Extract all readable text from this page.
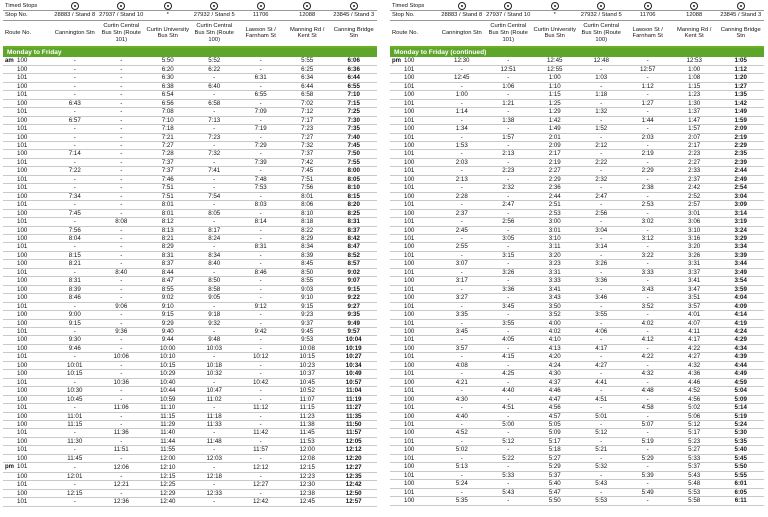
Timed Stops							
Stop No.	28883 / Stand 8	27937 / Stand 10	*	27932 / Stand 5	11706	12088	23845 / Stand 3
Route No.	Cannington Stn	Curtin Central Bus Stn (Route 101)	Curtin University Bus Stn	Curtin Central Bus Stn (Route 100)	Lawson St / Farnham St	Manning Rd / Kent St	Canning Bridge Stn
Monday to Friday							
am 100	-	-	5:50	5:52	-	5:55	6:06
100	-	-	6:20	6:22	-	6:25	6:36
101	-	-	6:30	-	6:31	6:34	6:44
100	-	-	6:38	6:40	-	6:44	6:55
101	-	-	6:54	-	6:55	6:58	7:10
100	6:43	-	6:56	6:58	-	7:02	7:15
101	-	-	7:08	-	7:09	7:12	7:25
100	6:57	-	7:10	7:13	-	7:17	7:30
101	-	-	7:18	-	7:19	7:23	7:35
100	-	-	7:21	7:23	-	7:27	7:40
101	-	-	7:27	-	7:29	7:32	7:45
100	7:14	-	7:28	7:32	-	7:37	7:50
101	-	-	7:37	-	7:39	7:42	7:55
100	7:22	-	7:37	7:41	-	7:45	8:00
101	-	-	7:46	-	7:48	7:51	8:05
101	-	-	7:51	-	7:53	7:56	8:10
100	7:34	-	7:51	7:54	-	8:01	8:15
101	-	-	8:01	-	8:03	8:06	8:20
100	7:45	-	8:01	8:05	-	8:10	8:25
101	-	8:08	8:12	-	8:14	8:18	8:31
100	7:56	-	8:13	8:17	-	8:22	8:37
100	8:04	-	8:21	8:24	-	8:29	8:42
101	-	-	8:29	-	8:31	8:34	8:47
100	8:15	-	8:31	8:34	-	8:39	8:52
100	8:21	-	8:37	8:40	-	8:45	8:57
101	-	8:40	8:44	-	8:46	8:50	9:02
100	8:31	-	8:47	8:50	-	8:55	9:07
100	8:39	-	8:55	8:58	-	9:03	9:15
100	8:46	-	9:02	9:05	-	9:10	9:22
101	-	9:06	9:10	-	9:12	9:15	9:27
100	9:00	-	9:15	9:18	-	9:23	9:35
100	9:15	-	9:29	9:32	-	9:37	9:49
101	-	9:36	9:40	-	9:42	9:45	9:57
100	9:30	-	9:44	9:48	-	9:53	10:04
100	9:46	-	10:00	10:03	-	10:08	10:19
101	-	10:06	10:10	-	10:12	10:15	10:27
100	10:01	-	10:15	10:18	-	10:23	10:34
100	10:15	-	10:29	10:32	-	10:37	10:49
101	-	10:36	10:40	-	10:42	10:45	10:57
100	10:30	-	10:44	10:47	-	10:52	11:04
100	10:45	-	10:59	11:02	-	11:07	11:19
101	-	11:06	11:10	-	11:12	11:15	11:27
100	11:01	-	11:15	11:18	-	11:23	11:35
100	11:15	-	11:29	11:33	-	11:38	11:50
101	-	11:36	11:40	-	11:42	11:45	11:57
100	11:30	-	11:44	11:48	-	11:53	12:05
101	-	11:51	11:55	-	11:57	12:00	12:12
100	11:45	-	12:00	12:03	-	12:08	12:20
pm 101	-	12:06	12:10	-	12:12	12:15	12:27
100	12:01	-	12:15	12:18	-	12:23	12:35
101	-	12:21	12:25	-	12:27	12:30	12:42
100	12:15	-	12:29	12:33	-	12:38	12:50
101	-	12:36	12:40	-	12:42	12:45	12:57
Timed Stops							
Stop No.	28883 / Stand 8	27937 / Stand 10	*	27932 / Stand 5	11706	12088	23845 / Stand 3
Route No.	Cannington Stn	Curtin Central Bus Stn (Route 101)	Curtin University Bus Stn	Curtin Central Bus Stn (Route 100)	Lawson St / Farnham St	Manning Rd / Kent St	Canning Bridge Stn
Monday to Friday (continued)							
pm 100	12:30	-	12:45	12:48	-	12:53	1:05
101	-	12:51	12:55	-	12:57	1:00	1:12
100	12:45	-	1:00	1:03	-	1:08	1:20
101	-	1:06	1:10	-	1:12	1:15	1:27
100	1:00	-	1:15	1:18	-	1:23	1:35
101	-	1:21	1:25	-	1:27	1:30	1:42
100	1:14	-	1:29	1:32	-	1:37	1:49
101	-	1:38	1:42	-	1:44	1:47	1:59
100	1:34	-	1:49	1:52	-	1:57	2:09
101	-	1:57	2:01	-	2:03	2:07	2:19
100	1:53	-	2:09	2:12	-	2:17	2:29
101	-	2:13	2:17	-	2:19	2:23	2:35
100	2:03	-	2:19	2:22	-	2:27	2:39
101	-	2:23	2:27	-	2:29	2:33	2:44
100	2:13	-	2:29	2:32	-	2:37	2:49
101	-	2:32	2:36	-	2:38	2:42	2:54
100	2:28	-	2:44	2:47	-	2:52	3:04
101	-	2:47	2:51	-	2:53	2:57	3:09
100	2:37	-	2:53	2:56	-	3:01	3:14
101	-	2:56	3:00	-	3:02	3:06	3:19
100	2:45	-	3:01	3:04	-	3:10	3:24
101	-	3:05	3:10	-	3:12	3:16	3:29
100	2:55	-	3:11	3:14	-	3:20	3:34
101	-	3:15	3:20	-	3:22	3:26	3:39
100	3:07	-	3:23	3:26	-	3:31	3:44
101	-	3:26	3:31	-	3:33	3:37	3:49
100	3:17	-	3:33	3:36	-	3:41	3:54
101	-	3:36	3:41	-	3:43	3:47	3:59
100	3:27	-	3:43	3:46	-	3:51	4:04
101	-	3:45	3:50	-	3:52	3:57	4:09
100	3:35	-	3:52	3:55	-	4:01	4:14
101	-	3:55	4:00	-	4:02	4:07	4:19
100	3:45	-	4:02	4:06	-	4:11	4:24
101	-	4:05	4:10	-	4:12	4:17	4:29
100	3:57	-	4:13	4:17	-	4:22	4:34
101	-	4:15	4:20	-	4:22	4:27	4:39
100	4:08	-	4:24	4:27	-	4:32	4:44
101	-	4:25	4:30	-	4:32	4:36	4:49
100	4:21	-	4:37	4:41	-	4:46	4:59
101	-	4:40	4:46	-	4:48	4:52	5:04
100	4:30	-	4:47	4:51	-	4:56	5:09
101	-	4:51	4:56	-	4:58	5:02	5:14
100	4:40	-	4:57	5:01	-	5:06	5:19
101	-	5:00	5:05	-	5:07	5:12	5:24
100	4:52	-	5:09	5:12	-	5:17	5:30
101	-	5:12	5:17	-	5:19	5:23	5:35
100	5:02	-	5:18	5:21	-	5:27	5:40
101	-	5:22	5:27	-	5:29	5:33	5:45
100	5:13	-	5:29	5:32	-	5:37	5:50
101	-	5:33	5:37	-	5:39	5:43	5:55
100	5:24	-	5:40	5:43	-	5:48	6:01
101	-	5:43	5:47	-	5:49	5:53	6:05
100	5:35	-	5:50	5:53	-	5:58	6:11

◆ Written request ◆
Show each line in the entries that holds the string "Monday".

◆ Response for this exercise ◆
Monday to Friday							
Monday to Friday (continued)							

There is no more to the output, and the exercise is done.